--- begin Given data ---

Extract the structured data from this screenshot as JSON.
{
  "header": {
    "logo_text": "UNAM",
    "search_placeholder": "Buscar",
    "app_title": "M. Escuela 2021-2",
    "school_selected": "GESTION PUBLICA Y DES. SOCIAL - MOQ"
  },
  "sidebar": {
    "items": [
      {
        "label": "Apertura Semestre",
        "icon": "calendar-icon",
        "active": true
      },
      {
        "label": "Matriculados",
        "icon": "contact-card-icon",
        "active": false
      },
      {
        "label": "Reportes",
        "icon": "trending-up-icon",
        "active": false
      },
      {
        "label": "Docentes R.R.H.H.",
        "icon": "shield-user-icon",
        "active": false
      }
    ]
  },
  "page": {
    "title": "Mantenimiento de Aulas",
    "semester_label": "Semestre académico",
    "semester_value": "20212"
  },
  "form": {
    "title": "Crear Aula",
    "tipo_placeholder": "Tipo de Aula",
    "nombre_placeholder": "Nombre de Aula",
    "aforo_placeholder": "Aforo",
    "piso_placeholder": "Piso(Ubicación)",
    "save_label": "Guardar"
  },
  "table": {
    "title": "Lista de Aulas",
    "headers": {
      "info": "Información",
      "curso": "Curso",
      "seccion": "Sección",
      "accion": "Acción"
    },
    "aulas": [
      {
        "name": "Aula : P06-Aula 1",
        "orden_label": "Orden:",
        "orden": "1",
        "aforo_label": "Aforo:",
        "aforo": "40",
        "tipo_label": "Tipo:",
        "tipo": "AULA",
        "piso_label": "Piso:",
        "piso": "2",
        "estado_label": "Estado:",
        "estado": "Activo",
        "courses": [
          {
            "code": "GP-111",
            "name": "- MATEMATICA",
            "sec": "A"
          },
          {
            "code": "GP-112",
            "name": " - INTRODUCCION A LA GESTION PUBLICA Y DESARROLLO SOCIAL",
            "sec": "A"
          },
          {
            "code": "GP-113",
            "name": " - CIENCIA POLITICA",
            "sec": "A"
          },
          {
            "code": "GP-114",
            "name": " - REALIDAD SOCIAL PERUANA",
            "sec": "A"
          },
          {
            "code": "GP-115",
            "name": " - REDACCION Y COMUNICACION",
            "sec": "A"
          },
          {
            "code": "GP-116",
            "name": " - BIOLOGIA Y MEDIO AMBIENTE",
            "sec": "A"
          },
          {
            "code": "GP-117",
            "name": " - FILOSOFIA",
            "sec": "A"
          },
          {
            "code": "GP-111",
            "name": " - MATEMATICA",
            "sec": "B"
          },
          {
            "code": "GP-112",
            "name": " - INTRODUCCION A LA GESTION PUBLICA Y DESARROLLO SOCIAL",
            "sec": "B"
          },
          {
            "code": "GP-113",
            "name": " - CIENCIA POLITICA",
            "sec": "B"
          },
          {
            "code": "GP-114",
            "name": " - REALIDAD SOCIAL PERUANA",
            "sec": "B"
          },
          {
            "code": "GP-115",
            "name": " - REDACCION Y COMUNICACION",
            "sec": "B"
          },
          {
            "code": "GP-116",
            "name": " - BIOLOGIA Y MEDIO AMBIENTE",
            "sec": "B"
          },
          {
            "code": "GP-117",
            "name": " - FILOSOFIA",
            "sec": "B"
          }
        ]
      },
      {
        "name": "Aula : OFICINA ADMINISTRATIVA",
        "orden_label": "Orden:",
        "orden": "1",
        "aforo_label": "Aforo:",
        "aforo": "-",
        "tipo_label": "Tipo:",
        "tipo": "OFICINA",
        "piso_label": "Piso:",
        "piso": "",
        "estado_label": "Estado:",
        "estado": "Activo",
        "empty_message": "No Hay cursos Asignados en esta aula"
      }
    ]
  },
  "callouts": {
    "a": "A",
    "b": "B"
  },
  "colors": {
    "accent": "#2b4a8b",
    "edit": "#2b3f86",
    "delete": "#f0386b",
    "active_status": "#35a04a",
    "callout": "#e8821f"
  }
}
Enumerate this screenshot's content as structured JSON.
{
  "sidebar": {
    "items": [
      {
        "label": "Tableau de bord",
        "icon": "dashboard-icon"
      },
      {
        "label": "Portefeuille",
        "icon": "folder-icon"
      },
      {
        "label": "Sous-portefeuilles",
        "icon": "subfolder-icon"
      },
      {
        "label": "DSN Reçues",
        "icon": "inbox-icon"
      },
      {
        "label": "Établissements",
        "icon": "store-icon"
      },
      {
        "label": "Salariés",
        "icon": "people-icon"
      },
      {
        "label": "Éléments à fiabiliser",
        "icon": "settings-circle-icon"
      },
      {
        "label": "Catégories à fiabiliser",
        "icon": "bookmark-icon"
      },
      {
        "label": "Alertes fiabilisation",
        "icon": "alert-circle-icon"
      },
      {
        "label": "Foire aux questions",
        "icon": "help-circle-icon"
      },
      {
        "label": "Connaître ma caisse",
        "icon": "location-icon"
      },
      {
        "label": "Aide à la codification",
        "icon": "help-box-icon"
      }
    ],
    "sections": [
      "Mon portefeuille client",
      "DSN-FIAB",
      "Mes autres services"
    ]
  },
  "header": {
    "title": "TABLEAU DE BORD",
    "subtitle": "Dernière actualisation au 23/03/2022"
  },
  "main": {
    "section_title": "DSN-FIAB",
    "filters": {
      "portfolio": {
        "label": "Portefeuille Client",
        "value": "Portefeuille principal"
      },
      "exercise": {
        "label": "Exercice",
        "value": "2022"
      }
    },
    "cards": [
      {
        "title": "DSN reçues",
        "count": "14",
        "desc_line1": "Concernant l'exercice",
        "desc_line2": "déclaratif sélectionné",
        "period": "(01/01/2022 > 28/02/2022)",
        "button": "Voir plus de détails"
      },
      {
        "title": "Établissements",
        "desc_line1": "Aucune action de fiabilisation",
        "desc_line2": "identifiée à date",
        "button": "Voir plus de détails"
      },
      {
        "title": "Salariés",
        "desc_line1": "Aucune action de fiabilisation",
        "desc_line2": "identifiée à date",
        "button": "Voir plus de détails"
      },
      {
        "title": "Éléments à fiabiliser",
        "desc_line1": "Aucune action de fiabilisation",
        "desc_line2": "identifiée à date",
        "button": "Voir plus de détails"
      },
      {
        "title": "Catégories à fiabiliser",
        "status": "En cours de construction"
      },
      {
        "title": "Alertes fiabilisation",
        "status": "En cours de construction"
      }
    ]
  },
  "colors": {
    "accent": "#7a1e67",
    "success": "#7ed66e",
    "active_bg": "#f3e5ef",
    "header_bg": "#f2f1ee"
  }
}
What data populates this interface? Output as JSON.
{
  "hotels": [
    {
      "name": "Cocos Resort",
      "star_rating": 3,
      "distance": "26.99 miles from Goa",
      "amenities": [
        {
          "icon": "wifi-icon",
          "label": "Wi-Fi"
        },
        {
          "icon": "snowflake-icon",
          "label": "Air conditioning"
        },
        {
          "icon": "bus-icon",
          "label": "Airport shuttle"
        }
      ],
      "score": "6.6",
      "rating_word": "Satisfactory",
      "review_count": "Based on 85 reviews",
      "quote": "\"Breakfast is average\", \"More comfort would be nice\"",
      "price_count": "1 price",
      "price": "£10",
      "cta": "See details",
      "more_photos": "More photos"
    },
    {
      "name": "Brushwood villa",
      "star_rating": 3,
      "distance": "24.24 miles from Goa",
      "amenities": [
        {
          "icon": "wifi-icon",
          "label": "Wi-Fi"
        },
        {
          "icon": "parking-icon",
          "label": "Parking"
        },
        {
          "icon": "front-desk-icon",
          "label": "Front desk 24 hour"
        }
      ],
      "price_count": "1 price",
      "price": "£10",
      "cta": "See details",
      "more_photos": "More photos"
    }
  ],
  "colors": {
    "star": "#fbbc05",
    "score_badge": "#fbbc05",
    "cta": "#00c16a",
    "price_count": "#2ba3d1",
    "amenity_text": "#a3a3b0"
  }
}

--- end Given data ---

Task to complete - Repeat all the entries exactly as given.

Answer for the task -
Extract the structured data from this screenshot as JSON.
{
  "header": {
    "logo_text": "UNAM",
    "search_placeholder": "Buscar",
    "app_title": "M. Escuela 2021-2",
    "school_selected": "GESTION PUBLICA Y DES. SOCIAL - MOQ"
  },
  "sidebar": {
    "items": [
      {
        "label": "Apertura Semestre",
        "icon": "calendar-icon",
        "active": true
      },
      {
        "label": "Matriculados",
        "icon": "contact-card-icon",
        "active": false
      },
      {
        "label": "Reportes",
        "icon": "trending-up-icon",
        "active": false
      },
      {
        "label": "Docentes R.R.H.H.",
        "icon": "shield-user-icon",
        "active": false
      }
    ]
  },
  "page": {
    "title": "Mantenimiento de Aulas",
    "semester_label": "Semestre académico",
    "semester_value": "20212"
  },
  "form": {
    "title": "Crear Aula",
    "tipo_placeholder": "Tipo de Aula",
    "nombre_placeholder": "Nombre de Aula",
    "aforo_placeholder": "Aforo",
    "piso_placeholder": "Piso(Ubicación)",
    "save_label": "Guardar"
  },
  "table": {
    "title": "Lista de Aulas",
    "headers": {
      "info": "Información",
      "curso": "Curso",
      "seccion": "Sección",
      "accion": "Acción"
    },
    "aulas": [
      {
        "name": "Aula : P06-Aula 1",
        "orden_label": "Orden:",
        "orden": "1",
        "aforo_label": "Aforo:",
        "aforo": "40",
        "tipo_label": "Tipo:",
        "tipo": "AULA",
        "piso_label": "Piso:",
        "piso": "2",
        "estado_label": "Estado:",
        "estado": "Activo",
        "courses": [
          {
            "code": "GP-111",
            "name": "- MATEMATICA",
            "sec": "A"
          },
          {
            "code": "GP-112",
            "name": " - INTRODUCCION A LA GESTION PUBLICA Y DESARROLLO SOCIAL",
            "sec": "A"
          },
          {
            "code": "GP-113",
            "name": " - CIENCIA POLITICA",
            "sec": "A"
          },
          {
            "code": "GP-114",
            "name": " - REALIDAD SOCIAL PERUANA",
            "sec": "A"
          },
          {
            "code": "GP-115",
            "name": " - REDACCION Y COMUNICACION",
            "sec": "A"
          },
          {
            "code": "GP-116",
            "name": " - BIOLOGIA Y MEDIO AMBIENTE",
            "sec": "A"
          },
          {
            "code": "GP-117",
            "name": " - FILOSOFIA",
            "sec": "A"
          },
          {
            "code": "GP-111",
            "name": " - MATEMATICA",
            "sec": "B"
          },
          {
            "code": "GP-112",
            "name": " - INTRODUCCION A LA GESTION PUBLICA Y DESARROLLO SOCIAL",
            "sec": "B"
          },
          {
            "code": "GP-113",
            "name": " - CIENCIA POLITICA",
            "sec": "B"
          },
          {
            "code": "GP-114",
            "name": " - REALIDAD SOCIAL PERUANA",
            "sec": "B"
          },
          {
            "code": "GP-115",
            "name": " - REDACCION Y COMUNICACION",
            "sec": "B"
          },
          {
            "code": "GP-116",
            "name": " - BIOLOGIA Y MEDIO AMBIENTE",
            "sec": "B"
          },
          {
            "code": "GP-117",
            "name": " - FILOSOFIA",
            "sec": "B"
          }
        ]
      },
      {
        "name": "Aula : OFICINA ADMINISTRATIVA",
        "orden_label": "Orden:",
        "orden": "1",
        "aforo_label": "Aforo:",
        "aforo": "-",
        "tipo_label": "Tipo:",
        "tipo": "OFICINA",
        "piso_label": "Piso:",
        "piso": "",
        "estado_label": "Estado:",
        "estado": "Activo",
        "empty_message": "No Hay cursos Asignados en esta aula"
      }
    ]
  },
  "callouts": {
    "a": "A",
    "b": "B"
  },
  "colors": {
    "accent": "#2b4a8b",
    "edit": "#2b3f86",
    "delete": "#f0386b",
    "active_status": "#35a04a",
    "callout": "#e8821f"
  }
}
Enumerate this screenshot's content as structured JSON.
{
  "sidebar": {
    "items": [
      {
        "label": "Tableau de bord",
        "icon": "dashboard-icon"
      },
      {
        "label": "Portefeuille",
        "icon": "folder-icon"
      },
      {
        "label": "Sous-portefeuilles",
        "icon": "subfolder-icon"
      },
      {
        "label": "DSN Reçues",
        "icon": "inbox-icon"
      },
      {
        "label": "Établissements",
        "icon": "store-icon"
      },
      {
        "label": "Salariés",
        "icon": "people-icon"
      },
      {
        "label": "Éléments à fiabiliser",
        "icon": "settings-circle-icon"
      },
      {
        "label": "Catégories à fiabiliser",
        "icon": "bookmark-icon"
      },
      {
        "label": "Alertes fiabilisation",
        "icon": "alert-circle-icon"
      },
      {
        "label": "Foire aux questions",
        "icon": "help-circle-icon"
      },
      {
        "label": "Connaître ma caisse",
        "icon": "location-icon"
      },
      {
        "label": "Aide à la codification",
        "icon": "help-box-icon"
      }
    ],
    "sections": [
      "Mon portefeuille client",
      "DSN-FIAB",
      "Mes autres services"
    ]
  },
  "header": {
    "title": "TABLEAU DE BORD",
    "subtitle": "Dernière actualisation au 23/03/2022"
  },
  "main": {
    "section_title": "DSN-FIAB",
    "filters": {
      "portfolio": {
        "label": "Portefeuille Client",
        "value": "Portefeuille principal"
      },
      "exercise": {
        "label": "Exercice",
        "value": "2022"
      }
    },
    "cards": [
      {
        "title": "DSN reçues",
        "count": "14",
        "desc_line1": "Concernant l'exercice",
        "desc_line2": "déclaratif sélectionné",
        "period": "(01/01/2022 > 28/02/2022)",
        "button": "Voir plus de détails"
      },
      {
        "title": "Établissements",
        "desc_line1": "Aucune action de fiabilisation",
        "desc_line2": "identifiée à date",
        "button": "Voir plus de détails"
      },
      {
        "title": "Salariés",
        "desc_line1": "Aucune action de fiabilisation",
        "desc_line2": "identifiée à date",
        "button": "Voir plus de détails"
      },
      {
        "title": "Éléments à fiabiliser",
        "desc_line1": "Aucune action de fiabilisation",
        "desc_line2": "identifiée à date",
        "button": "Voir plus de détails"
      },
      {
        "title": "Catégories à fiabiliser",
        "status": "En cours de construction"
      },
      {
        "title": "Alertes fiabilisation",
        "status": "En cours de construction"
      }
    ]
  },
  "colors": {
    "accent": "#7a1e67",
    "success": "#7ed66e",
    "active_bg": "#f3e5ef",
    "header_bg": "#f2f1ee"
  }
}
What data populates this interface? Output as JSON.
{
  "hotels": [
    {
      "name": "Cocos Resort",
      "star_rating": 3,
      "distance": "26.99 miles from Goa",
      "amenities": [
        {
          "icon": "wifi-icon",
          "label": "Wi-Fi"
        },
        {
          "icon": "snowflake-icon",
          "label": "Air conditioning"
        },
        {
          "icon": "bus-icon",
          "label": "Airport shuttle"
        }
      ],
      "score": "6.6",
      "rating_word": "Satisfactory",
      "review_count": "Based on 85 reviews",
      "quote": "\"Breakfast is average\", \"More comfort would be nice\"",
      "price_count": "1 price",
      "price": "£10",
      "cta": "See details",
      "more_photos": "More photos"
    },
    {
      "name": "Brushwood villa",
      "star_rating": 3,
      "distance": "24.24 miles from Goa",
      "amenities": [
        {
          "icon": "wifi-icon",
          "label": "Wi-Fi"
        },
        {
          "icon": "parking-icon",
          "label": "Parking"
        },
        {
          "icon": "front-desk-icon",
          "label": "Front desk 24 hour"
        }
      ],
      "price_count": "1 price",
      "price": "£10",
      "cta": "See details",
      "more_photos": "More photos"
    }
  ],
  "colors": {
    "star": "#fbbc05",
    "score_badge": "#fbbc05",
    "cta": "#00c16a",
    "price_count": "#2ba3d1",
    "amenity_text": "#a3a3b0"
  }
}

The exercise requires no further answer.